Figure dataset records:
-- start --

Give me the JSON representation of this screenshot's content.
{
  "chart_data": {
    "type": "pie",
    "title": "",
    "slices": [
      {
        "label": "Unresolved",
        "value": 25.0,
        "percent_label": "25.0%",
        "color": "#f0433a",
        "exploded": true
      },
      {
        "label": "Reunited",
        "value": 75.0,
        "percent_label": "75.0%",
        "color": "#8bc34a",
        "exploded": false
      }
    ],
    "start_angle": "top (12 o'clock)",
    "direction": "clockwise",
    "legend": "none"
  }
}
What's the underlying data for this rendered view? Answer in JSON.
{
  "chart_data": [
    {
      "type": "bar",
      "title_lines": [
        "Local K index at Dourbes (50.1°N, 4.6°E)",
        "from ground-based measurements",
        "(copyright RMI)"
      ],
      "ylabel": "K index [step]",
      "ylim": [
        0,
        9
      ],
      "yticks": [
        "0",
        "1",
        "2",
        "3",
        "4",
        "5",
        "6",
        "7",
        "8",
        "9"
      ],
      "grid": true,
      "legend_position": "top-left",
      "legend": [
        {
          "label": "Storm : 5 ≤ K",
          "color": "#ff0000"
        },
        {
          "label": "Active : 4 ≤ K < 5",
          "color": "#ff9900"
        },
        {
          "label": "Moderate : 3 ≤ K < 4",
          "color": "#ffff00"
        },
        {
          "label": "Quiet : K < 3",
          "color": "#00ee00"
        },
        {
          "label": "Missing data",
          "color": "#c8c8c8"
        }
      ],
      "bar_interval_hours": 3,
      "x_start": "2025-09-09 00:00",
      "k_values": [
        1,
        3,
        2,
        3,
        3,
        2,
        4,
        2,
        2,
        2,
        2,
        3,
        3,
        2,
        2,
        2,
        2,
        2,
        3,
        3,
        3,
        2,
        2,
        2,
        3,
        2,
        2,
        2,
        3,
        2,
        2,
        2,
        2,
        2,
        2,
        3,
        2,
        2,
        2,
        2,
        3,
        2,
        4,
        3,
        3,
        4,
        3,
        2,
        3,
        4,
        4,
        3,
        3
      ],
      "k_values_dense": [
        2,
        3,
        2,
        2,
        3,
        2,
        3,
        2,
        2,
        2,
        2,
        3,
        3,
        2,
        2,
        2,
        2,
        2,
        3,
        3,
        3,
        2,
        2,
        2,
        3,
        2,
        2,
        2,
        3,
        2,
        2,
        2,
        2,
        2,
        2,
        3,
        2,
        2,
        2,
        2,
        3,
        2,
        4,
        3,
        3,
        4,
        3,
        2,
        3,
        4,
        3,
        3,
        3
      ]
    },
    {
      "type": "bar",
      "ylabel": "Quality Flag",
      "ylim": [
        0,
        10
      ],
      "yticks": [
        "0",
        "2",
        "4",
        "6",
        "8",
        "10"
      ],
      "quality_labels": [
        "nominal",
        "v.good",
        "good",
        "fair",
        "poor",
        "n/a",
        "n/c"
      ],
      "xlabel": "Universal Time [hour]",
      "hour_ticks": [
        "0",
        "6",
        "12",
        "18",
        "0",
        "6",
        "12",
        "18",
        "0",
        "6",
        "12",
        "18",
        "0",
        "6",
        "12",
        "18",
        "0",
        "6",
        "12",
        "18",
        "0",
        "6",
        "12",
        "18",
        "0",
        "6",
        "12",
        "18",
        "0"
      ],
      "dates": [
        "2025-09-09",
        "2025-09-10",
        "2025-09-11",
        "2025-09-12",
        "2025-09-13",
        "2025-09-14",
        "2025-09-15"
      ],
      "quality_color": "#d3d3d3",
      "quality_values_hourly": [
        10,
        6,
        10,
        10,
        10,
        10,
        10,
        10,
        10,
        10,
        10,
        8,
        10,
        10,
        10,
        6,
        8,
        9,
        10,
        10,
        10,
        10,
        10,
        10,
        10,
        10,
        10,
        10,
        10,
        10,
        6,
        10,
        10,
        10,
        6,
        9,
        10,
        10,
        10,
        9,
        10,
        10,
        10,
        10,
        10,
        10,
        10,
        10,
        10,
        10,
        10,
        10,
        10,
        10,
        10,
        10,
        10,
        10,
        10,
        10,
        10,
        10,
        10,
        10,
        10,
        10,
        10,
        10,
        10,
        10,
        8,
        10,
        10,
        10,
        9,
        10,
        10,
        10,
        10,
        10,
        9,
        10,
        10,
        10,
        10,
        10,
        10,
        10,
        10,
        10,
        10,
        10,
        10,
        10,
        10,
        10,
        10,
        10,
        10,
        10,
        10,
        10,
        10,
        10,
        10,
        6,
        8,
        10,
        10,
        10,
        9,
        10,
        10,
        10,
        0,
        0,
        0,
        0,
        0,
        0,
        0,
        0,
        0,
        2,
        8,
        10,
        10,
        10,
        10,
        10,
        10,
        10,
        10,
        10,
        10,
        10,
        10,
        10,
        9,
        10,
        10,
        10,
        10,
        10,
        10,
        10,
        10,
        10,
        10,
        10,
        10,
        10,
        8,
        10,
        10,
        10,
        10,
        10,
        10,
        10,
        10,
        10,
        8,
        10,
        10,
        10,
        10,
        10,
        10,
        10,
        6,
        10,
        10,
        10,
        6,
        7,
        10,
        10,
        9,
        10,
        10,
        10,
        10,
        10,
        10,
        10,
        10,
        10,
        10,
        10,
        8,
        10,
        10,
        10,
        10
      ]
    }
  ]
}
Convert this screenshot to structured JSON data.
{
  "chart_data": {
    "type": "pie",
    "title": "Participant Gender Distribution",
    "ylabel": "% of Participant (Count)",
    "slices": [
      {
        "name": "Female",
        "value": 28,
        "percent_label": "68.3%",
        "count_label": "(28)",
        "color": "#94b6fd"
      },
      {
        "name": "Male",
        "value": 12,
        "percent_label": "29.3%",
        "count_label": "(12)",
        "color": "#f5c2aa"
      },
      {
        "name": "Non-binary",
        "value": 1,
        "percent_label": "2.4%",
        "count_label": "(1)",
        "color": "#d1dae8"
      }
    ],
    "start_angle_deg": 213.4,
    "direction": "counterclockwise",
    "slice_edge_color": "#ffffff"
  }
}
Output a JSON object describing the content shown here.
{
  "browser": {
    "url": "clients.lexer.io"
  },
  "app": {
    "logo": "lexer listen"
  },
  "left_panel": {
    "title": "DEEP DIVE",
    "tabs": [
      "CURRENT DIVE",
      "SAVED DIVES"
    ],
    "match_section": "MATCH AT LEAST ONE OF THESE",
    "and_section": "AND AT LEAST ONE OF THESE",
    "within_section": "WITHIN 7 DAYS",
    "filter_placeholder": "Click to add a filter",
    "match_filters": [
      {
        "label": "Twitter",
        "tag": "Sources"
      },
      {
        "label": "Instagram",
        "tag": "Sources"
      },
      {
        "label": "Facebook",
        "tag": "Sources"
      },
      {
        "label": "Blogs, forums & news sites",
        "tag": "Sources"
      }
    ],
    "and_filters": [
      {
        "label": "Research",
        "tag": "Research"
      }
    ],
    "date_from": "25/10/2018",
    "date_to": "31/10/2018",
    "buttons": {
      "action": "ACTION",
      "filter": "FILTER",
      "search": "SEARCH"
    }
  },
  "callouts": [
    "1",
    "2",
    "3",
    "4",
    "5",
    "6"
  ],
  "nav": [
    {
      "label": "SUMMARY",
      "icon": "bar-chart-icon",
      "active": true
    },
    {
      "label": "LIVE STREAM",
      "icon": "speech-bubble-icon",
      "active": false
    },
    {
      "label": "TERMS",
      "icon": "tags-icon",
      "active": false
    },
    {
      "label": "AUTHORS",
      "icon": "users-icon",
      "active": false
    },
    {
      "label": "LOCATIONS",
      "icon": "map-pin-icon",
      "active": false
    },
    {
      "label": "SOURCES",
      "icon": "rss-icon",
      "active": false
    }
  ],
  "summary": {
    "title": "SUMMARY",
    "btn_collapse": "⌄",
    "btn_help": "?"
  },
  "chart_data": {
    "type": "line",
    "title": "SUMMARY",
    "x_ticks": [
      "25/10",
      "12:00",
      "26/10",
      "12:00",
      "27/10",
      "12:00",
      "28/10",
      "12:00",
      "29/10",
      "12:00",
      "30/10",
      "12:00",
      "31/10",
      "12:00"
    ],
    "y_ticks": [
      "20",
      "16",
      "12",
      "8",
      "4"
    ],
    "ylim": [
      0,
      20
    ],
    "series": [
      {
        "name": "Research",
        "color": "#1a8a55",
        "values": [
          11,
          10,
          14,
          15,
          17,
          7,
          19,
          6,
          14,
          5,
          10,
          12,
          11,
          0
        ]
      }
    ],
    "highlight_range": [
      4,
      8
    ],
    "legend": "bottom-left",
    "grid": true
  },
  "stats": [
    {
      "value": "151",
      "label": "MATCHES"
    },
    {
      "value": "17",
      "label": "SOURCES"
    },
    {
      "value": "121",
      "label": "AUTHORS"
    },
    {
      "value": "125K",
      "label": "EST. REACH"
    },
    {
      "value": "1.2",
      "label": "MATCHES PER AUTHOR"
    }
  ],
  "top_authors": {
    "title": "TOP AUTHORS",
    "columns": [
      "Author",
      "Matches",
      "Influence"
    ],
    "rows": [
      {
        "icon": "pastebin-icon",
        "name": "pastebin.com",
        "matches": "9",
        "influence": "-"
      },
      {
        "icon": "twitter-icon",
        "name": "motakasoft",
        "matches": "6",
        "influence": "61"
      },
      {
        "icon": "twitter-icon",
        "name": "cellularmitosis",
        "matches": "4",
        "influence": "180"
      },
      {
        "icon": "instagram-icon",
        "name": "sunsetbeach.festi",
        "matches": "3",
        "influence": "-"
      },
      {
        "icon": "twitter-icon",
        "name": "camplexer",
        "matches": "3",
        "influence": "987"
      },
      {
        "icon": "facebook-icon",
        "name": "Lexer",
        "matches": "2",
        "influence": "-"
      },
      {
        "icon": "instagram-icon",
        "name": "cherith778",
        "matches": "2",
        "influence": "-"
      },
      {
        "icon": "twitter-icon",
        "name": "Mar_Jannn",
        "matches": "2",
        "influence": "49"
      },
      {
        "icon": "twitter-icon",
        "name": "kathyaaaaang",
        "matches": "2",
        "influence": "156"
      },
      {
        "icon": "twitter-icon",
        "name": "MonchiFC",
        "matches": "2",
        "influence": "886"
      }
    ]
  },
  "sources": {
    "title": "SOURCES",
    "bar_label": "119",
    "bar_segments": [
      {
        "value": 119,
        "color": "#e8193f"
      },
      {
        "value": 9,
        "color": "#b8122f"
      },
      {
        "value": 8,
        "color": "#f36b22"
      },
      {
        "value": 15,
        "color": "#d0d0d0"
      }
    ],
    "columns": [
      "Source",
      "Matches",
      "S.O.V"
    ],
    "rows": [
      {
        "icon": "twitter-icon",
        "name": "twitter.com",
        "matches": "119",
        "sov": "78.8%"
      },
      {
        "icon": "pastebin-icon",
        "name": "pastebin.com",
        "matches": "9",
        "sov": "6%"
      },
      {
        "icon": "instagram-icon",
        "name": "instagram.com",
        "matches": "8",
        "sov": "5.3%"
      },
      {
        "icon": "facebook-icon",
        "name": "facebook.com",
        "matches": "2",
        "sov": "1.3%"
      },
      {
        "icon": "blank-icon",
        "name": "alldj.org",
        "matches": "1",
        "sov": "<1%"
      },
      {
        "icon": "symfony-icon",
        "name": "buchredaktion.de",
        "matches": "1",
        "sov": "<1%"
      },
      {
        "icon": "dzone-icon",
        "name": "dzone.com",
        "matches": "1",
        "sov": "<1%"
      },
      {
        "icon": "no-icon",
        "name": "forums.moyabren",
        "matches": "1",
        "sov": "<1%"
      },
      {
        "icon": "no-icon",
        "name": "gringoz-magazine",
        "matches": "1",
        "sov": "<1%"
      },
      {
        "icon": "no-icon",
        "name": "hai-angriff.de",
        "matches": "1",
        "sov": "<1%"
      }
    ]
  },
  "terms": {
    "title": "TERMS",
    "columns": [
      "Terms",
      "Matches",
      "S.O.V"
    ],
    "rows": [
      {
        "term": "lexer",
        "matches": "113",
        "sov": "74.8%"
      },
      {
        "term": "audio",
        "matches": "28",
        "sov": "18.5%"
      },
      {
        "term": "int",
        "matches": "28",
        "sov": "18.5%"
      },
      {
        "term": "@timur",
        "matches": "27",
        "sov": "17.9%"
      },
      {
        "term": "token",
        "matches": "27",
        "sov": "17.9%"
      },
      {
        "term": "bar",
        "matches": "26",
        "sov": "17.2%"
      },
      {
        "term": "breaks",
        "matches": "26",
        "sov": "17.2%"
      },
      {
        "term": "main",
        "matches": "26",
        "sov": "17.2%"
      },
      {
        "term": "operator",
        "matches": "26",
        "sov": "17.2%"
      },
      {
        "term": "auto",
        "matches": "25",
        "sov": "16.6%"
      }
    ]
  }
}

-- end --

*Do this:*
List each line holding the string "THESE".

*Result of this task:*
    "match_section": "MATCH AT LEAST ONE OF THESE",
    "and_section": "AND AT LEAST ONE OF THESE",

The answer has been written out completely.